- PROVIDED DATA
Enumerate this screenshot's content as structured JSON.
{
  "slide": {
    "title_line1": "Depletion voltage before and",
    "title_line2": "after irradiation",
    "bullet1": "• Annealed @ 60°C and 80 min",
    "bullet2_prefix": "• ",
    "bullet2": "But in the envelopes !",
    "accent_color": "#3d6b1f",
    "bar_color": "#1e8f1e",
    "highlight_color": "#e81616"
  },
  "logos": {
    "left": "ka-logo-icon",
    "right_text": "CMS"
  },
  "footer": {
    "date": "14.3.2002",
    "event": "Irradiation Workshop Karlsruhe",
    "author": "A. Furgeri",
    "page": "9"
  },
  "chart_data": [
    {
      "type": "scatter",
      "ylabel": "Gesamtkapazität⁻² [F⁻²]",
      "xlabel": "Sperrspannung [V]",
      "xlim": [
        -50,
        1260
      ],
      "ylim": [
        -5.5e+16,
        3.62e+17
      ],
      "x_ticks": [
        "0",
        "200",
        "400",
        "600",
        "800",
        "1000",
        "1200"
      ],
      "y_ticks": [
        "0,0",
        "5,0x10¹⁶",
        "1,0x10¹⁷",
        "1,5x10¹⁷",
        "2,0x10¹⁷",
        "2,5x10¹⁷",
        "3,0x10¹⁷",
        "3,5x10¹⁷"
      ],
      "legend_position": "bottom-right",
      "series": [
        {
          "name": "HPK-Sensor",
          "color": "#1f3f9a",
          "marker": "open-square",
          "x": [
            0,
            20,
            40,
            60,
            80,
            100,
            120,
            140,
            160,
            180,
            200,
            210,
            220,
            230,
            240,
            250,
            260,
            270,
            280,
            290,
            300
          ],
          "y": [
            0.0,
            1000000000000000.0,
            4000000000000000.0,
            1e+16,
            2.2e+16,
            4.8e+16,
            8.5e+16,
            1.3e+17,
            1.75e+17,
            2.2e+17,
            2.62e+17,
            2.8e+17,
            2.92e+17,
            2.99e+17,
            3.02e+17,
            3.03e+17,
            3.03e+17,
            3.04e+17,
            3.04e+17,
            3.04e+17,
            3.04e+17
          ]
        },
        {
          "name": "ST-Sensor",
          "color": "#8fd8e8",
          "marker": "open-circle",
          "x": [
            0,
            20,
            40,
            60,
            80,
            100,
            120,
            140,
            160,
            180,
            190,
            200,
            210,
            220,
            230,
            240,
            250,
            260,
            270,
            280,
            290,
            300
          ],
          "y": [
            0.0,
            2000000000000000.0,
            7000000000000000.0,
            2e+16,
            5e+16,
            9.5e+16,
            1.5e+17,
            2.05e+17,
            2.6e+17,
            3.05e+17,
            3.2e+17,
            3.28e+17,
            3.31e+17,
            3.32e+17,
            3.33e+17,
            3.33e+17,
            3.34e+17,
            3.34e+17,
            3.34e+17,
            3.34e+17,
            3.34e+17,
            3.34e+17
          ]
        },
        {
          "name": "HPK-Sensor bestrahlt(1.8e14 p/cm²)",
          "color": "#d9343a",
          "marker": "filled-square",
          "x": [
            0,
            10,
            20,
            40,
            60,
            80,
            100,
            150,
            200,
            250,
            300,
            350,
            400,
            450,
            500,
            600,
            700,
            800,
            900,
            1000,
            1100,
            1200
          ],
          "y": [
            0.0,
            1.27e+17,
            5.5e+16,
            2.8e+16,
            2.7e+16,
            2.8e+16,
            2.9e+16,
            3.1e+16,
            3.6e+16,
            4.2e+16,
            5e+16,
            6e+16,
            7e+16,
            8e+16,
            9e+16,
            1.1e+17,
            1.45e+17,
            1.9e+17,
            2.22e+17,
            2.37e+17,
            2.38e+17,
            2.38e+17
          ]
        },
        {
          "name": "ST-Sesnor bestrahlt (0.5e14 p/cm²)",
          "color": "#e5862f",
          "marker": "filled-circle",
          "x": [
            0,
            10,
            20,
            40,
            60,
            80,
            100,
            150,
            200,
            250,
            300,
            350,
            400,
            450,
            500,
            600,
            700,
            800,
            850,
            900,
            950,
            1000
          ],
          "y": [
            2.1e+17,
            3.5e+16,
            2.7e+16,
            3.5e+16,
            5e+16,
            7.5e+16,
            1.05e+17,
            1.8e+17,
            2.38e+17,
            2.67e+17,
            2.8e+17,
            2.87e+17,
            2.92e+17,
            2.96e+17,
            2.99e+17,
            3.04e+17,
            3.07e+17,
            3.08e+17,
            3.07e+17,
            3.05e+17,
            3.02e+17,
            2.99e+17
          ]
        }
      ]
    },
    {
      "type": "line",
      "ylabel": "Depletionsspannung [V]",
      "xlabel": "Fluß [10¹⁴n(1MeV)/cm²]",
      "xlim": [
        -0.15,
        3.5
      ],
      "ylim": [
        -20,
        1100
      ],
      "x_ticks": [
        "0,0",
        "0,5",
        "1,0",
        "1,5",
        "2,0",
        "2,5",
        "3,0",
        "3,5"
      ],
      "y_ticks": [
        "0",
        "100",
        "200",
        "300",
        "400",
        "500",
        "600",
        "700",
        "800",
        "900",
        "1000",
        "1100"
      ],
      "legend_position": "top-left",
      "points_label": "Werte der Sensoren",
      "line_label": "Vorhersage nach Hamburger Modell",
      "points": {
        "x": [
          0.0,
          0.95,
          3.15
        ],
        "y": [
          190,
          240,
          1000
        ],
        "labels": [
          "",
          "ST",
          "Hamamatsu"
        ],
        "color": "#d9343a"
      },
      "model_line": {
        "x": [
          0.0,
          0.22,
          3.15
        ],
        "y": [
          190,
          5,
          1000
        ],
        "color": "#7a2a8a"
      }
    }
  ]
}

- GOAL
Return only the number of lines in the data above that include the word "ylabel".

- COMPLETE RESPONSE
2